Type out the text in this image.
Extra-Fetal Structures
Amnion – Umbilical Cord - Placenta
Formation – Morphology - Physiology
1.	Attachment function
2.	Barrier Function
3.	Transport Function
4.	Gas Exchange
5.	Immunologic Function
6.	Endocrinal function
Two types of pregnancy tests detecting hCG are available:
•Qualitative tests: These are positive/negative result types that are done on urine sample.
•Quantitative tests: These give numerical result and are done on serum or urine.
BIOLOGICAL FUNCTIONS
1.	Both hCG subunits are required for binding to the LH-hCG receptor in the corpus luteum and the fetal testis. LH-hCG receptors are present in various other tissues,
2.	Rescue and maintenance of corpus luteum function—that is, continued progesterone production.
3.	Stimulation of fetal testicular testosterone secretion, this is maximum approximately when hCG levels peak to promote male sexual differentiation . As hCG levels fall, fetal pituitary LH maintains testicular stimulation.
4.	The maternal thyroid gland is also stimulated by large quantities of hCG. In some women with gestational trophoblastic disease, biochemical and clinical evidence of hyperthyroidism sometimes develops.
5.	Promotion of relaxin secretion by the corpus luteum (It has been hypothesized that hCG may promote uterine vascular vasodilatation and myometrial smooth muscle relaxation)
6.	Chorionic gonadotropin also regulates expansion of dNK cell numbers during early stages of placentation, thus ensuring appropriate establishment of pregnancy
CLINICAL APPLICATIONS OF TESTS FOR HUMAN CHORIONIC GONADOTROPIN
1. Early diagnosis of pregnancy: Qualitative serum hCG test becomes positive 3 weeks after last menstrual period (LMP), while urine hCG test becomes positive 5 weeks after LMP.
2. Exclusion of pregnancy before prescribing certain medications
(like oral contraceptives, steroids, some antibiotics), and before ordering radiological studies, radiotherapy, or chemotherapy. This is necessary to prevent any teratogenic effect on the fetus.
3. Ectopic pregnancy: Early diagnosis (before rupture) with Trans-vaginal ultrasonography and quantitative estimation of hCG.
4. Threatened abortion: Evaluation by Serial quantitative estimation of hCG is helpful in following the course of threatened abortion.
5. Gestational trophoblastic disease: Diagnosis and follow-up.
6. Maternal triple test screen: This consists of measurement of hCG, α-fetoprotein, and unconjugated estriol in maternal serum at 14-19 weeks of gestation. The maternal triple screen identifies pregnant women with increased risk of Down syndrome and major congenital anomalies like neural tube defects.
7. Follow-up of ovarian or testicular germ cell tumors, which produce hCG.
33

Activity:
Retype the material word for word. Add nothing to it.

Output for this exercise:
Type out the text in this image.
Extra-Fetal Structures
Amnion – Umbilical Cord - Placenta
Formation – Morphology - Physiology
1.	Attachment function
2.	Barrier Function
3.	Transport Function
4.	Gas Exchange
5.	Immunologic Function
6.	Endocrinal function
Two types of pregnancy tests detecting hCG are available:
•Qualitative tests: These are positive/negative result types that are done on urine sample.
•Quantitative tests: These give numerical result and are done on serum or urine.
BIOLOGICAL FUNCTIONS
1.	Both hCG subunits are required for binding to the LH-hCG receptor in the corpus luteum and the fetal testis. LH-hCG receptors are present in various other tissues,
2.	Rescue and maintenance of corpus luteum function—that is, continued progesterone production.
3.	Stimulation of fetal testicular testosterone secretion, this is maximum approximately when hCG levels peak to promote male sexual differentiation . As hCG levels fall, fetal pituitary LH maintains testicular stimulation.
4.	The maternal thyroid gland is also stimulated by large quantities of hCG. In some women with gestational trophoblastic disease, biochemical and clinical evidence of hyperthyroidism sometimes develops.
5.	Promotion of relaxin secretion by the corpus luteum (It has been hypothesized that hCG may promote uterine vascular vasodilatation and myometrial smooth muscle relaxation)
6.	Chorionic gonadotropin also regulates expansion of dNK cell numbers during early stages of placentation, thus ensuring appropriate establishment of pregnancy
CLINICAL APPLICATIONS OF TESTS FOR HUMAN CHORIONIC GONADOTROPIN
1. Early diagnosis of pregnancy: Qualitative serum hCG test becomes positive 3 weeks after last menstrual period (LMP), while urine hCG test becomes positive 5 weeks after LMP.
2. Exclusion of pregnancy before prescribing certain medications
(like oral contraceptives, steroids, some antibiotics), and before ordering radiological studies, radiotherapy, or chemotherapy. This is necessary to prevent any teratogenic effect on the fetus.
3. Ectopic pregnancy: Early diagnosis (before rupture) with Trans-vaginal ultrasonography and quantitative estimation of hCG.
4. Threatened abortion: Evaluation by Serial quantitative estimation of hCG is helpful in following the course of threatened abortion.
5. Gestational trophoblastic disease: Diagnosis and follow-up.
6. Maternal triple test screen: This consists of measurement of hCG, α-fetoprotein, and unconjugated estriol in maternal serum at 14-19 weeks of gestation. The maternal triple screen identifies pregnant women with increased risk of Down syndrome and major congenital anomalies like neural tube defects.
7. Follow-up of ovarian or testicular germ cell tumors, which produce hCG.
33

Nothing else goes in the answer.